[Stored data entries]
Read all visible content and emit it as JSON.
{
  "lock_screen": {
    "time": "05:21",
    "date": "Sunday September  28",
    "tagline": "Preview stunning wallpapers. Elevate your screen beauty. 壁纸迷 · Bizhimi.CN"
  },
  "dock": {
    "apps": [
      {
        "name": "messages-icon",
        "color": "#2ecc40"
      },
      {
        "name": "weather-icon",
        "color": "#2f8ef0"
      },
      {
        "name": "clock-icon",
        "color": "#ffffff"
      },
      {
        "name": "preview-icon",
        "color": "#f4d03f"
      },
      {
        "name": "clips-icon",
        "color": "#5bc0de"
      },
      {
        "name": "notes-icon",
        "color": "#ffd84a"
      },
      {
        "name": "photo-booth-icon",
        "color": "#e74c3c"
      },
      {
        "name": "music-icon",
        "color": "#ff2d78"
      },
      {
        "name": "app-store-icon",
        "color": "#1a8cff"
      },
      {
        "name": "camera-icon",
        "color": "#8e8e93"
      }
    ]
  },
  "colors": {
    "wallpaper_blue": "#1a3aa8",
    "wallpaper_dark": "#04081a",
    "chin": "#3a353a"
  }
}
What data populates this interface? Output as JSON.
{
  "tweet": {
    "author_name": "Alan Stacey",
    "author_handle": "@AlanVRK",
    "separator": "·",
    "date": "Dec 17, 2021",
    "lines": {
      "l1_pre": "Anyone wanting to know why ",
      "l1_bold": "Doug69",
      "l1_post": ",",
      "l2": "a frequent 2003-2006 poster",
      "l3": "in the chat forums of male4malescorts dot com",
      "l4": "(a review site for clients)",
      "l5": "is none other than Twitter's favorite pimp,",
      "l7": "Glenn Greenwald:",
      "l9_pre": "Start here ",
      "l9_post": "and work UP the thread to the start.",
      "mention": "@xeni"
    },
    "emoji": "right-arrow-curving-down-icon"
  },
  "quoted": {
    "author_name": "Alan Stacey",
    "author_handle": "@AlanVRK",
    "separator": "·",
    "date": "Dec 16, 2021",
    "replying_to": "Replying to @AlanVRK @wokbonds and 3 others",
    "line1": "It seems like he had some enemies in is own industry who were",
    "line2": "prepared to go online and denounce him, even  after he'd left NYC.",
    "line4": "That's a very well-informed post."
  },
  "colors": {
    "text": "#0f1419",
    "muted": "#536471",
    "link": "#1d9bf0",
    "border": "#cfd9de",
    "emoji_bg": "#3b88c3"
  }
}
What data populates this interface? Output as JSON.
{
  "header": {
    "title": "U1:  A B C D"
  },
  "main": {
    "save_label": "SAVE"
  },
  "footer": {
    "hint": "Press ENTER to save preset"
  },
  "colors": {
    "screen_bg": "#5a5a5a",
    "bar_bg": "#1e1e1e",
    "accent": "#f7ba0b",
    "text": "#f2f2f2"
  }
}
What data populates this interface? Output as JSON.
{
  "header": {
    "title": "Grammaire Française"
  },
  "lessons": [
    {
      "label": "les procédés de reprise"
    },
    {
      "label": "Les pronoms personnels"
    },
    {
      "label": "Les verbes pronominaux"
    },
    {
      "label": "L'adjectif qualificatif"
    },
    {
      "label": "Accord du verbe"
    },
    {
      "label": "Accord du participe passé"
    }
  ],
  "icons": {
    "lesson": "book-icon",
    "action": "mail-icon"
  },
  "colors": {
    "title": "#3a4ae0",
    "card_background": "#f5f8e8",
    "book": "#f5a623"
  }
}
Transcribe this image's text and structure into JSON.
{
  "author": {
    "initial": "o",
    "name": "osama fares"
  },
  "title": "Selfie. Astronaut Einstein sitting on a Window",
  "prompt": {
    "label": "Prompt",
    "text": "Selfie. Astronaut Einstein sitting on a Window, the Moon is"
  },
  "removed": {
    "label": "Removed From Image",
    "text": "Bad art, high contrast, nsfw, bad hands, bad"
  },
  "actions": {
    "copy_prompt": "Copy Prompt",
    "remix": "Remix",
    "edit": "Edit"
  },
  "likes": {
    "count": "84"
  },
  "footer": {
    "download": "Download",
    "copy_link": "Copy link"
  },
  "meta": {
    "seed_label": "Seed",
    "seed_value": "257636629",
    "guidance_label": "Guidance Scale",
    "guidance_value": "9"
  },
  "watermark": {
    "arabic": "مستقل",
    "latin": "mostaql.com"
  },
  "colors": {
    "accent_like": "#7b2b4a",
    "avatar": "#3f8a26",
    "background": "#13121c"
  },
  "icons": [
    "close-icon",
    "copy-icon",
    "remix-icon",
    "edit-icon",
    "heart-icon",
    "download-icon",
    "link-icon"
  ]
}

→ STATED EXERCISE: Show all lines above holding "Accord".

→ WORKED SOLUTION:
      "label": "Accord du verbe"
      "label": "Accord du participe passé"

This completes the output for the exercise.